WHAT YOU HAVE TO DO
Search the records below for the word "text". Pull out each line that has it.

Records from a data source
__________________________________________________

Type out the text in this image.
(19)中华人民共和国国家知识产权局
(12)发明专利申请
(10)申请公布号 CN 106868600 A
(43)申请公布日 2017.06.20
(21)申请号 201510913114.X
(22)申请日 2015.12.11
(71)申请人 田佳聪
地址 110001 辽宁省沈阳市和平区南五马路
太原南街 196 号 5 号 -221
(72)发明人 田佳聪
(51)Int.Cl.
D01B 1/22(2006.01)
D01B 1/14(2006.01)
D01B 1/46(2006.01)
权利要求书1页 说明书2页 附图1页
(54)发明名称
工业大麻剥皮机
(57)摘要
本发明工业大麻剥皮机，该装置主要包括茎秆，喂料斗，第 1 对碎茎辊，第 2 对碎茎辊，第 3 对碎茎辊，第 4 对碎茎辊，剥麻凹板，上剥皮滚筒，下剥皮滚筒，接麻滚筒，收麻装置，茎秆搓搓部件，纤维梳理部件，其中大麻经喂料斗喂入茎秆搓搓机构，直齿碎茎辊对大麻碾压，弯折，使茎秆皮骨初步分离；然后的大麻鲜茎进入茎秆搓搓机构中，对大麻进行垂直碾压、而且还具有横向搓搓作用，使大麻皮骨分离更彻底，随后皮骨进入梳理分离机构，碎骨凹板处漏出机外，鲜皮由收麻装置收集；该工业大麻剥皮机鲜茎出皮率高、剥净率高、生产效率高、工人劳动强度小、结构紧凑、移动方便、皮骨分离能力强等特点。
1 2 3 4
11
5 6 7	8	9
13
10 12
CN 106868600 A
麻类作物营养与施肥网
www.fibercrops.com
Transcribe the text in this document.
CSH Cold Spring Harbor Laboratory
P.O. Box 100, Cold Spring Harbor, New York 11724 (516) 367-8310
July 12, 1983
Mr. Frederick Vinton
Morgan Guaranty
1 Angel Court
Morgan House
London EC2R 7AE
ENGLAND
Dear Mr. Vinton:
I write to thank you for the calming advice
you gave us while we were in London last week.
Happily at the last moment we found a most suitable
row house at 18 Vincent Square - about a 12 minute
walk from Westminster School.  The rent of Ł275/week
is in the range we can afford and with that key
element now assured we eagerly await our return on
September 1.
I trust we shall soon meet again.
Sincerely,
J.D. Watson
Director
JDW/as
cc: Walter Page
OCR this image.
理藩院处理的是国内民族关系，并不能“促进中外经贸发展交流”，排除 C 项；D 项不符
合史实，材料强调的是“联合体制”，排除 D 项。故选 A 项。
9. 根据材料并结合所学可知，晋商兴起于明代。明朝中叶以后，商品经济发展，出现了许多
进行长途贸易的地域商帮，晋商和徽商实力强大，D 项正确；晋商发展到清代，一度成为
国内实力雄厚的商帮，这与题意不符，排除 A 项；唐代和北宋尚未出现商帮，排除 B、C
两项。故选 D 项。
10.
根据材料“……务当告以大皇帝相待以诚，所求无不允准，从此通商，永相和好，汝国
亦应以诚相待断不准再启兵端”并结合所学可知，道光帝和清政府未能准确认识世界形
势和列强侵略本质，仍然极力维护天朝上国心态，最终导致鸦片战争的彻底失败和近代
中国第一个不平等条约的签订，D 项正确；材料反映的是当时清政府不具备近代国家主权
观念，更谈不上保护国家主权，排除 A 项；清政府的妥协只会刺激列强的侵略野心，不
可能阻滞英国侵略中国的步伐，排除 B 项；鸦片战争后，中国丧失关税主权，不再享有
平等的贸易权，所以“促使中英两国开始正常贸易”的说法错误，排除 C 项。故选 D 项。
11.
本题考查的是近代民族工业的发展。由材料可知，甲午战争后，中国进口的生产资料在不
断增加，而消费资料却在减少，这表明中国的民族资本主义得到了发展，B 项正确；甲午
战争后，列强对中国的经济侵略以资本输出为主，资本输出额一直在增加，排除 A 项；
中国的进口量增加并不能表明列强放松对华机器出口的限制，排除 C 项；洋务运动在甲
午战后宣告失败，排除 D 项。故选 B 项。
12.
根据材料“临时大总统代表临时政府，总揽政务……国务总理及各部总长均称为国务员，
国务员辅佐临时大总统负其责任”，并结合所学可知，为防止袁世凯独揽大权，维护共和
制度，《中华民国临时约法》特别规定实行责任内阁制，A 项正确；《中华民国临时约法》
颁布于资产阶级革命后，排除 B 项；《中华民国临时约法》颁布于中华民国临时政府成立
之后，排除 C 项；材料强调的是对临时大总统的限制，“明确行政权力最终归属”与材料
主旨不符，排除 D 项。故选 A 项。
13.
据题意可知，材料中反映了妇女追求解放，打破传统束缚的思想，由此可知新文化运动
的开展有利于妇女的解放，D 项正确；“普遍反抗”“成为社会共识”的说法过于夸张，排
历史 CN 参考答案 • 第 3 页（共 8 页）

__________________________________________________

FINISHED ANSWER
Type out the text in this image.
Transcribe the text in this document.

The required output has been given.